__TASK GOAL__.
State how many lines of the records contain the string "marker". Give the number alone.

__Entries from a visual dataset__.

━━━━━━━━

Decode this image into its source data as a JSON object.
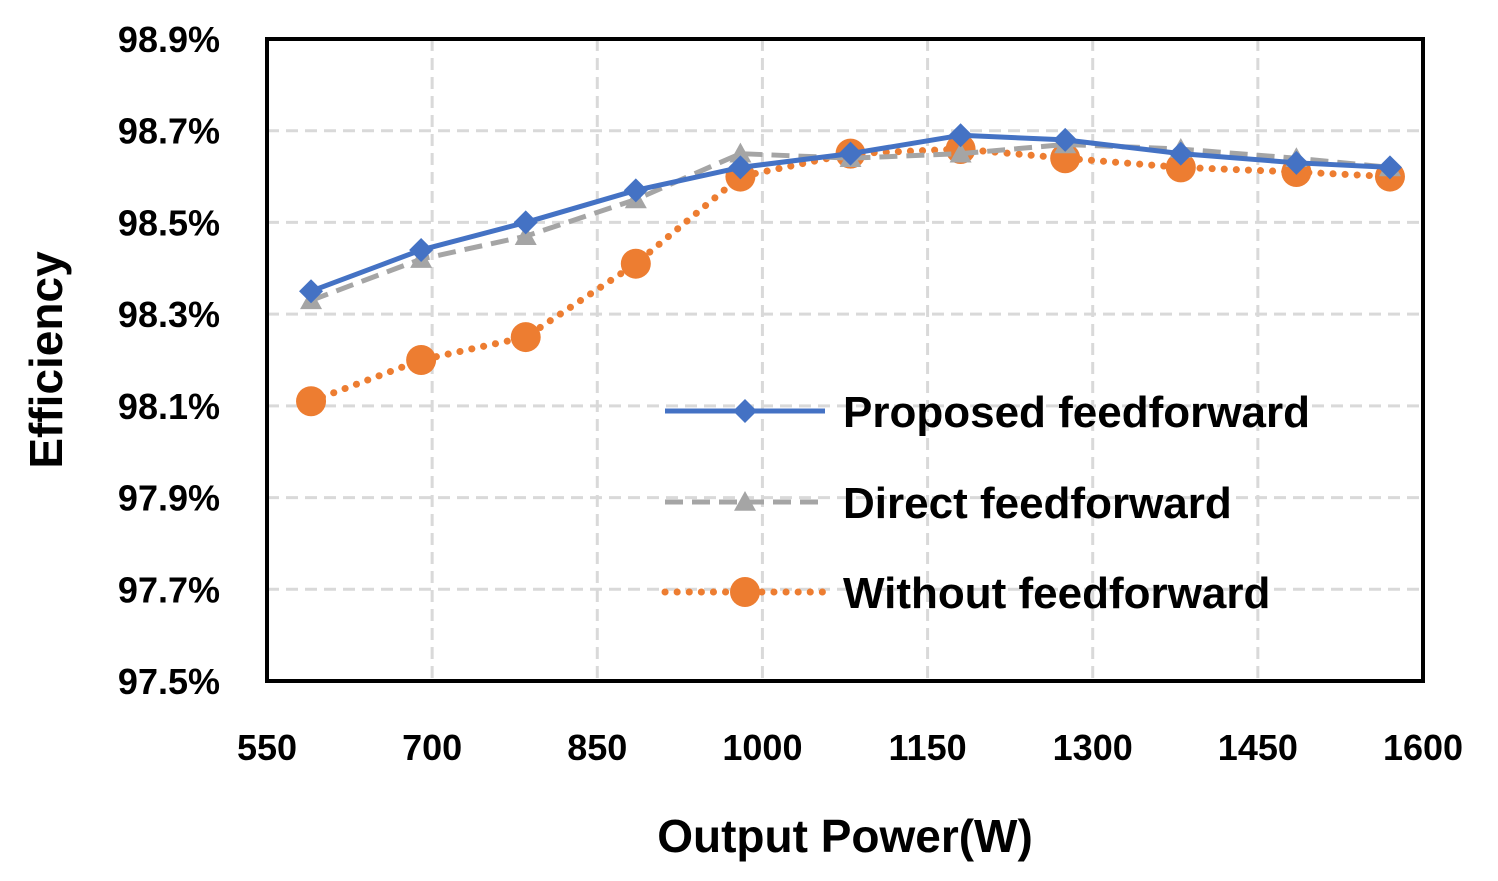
{
  "chart_data": {
    "type": "line",
    "title": "",
    "xlabel": "Output Power(W)",
    "ylabel": "Efficiency",
    "xlim": [
      550,
      1600
    ],
    "ylim": [
      97.5,
      98.9
    ],
    "x_ticks": [
      550,
      700,
      850,
      1000,
      1150,
      1300,
      1450,
      1600
    ],
    "x_tick_labels": [
      "550",
      "700",
      "850",
      "1000",
      "1150",
      "1300",
      "1450",
      "1600"
    ],
    "y_ticks": [
      97.5,
      97.7,
      97.9,
      98.1,
      98.3,
      98.5,
      98.7,
      98.9
    ],
    "y_tick_labels": [
      "97.5%",
      "97.7%",
      "97.9%",
      "98.1%",
      "98.3%",
      "98.5%",
      "98.7%",
      "98.9%"
    ],
    "grid": true,
    "legend_position": "right",
    "series": [
      {
        "name": "Proposed feedforward",
        "color": "#4472C4",
        "line_style": "solid",
        "marker": "diamond",
        "x": [
          590,
          690,
          785,
          885,
          980,
          1080,
          1180,
          1275,
          1380,
          1485,
          1570
        ],
        "y": [
          98.35,
          98.44,
          98.5,
          98.57,
          98.62,
          98.65,
          98.69,
          98.68,
          98.65,
          98.63,
          98.62
        ]
      },
      {
        "name": "Direct feedforward",
        "color": "#A5A5A5",
        "line_style": "dashed",
        "marker": "triangle",
        "x": [
          590,
          690,
          785,
          885,
          980,
          1080,
          1180,
          1275,
          1380,
          1485,
          1570
        ],
        "y": [
          98.33,
          98.42,
          98.47,
          98.55,
          98.65,
          98.64,
          98.65,
          98.67,
          98.66,
          98.64,
          98.62
        ]
      },
      {
        "name": "Without feedforward",
        "color": "#ED7D31",
        "line_style": "dotted",
        "marker": "circle",
        "x": [
          590,
          690,
          785,
          885,
          980,
          1080,
          1180,
          1275,
          1380,
          1485,
          1570
        ],
        "y": [
          98.11,
          98.2,
          98.25,
          98.41,
          98.6,
          98.65,
          98.66,
          98.64,
          98.62,
          98.61,
          98.6
        ]
      }
    ]
  }
}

━━━━━━━━

__ANSWER TO THE TASK__.
3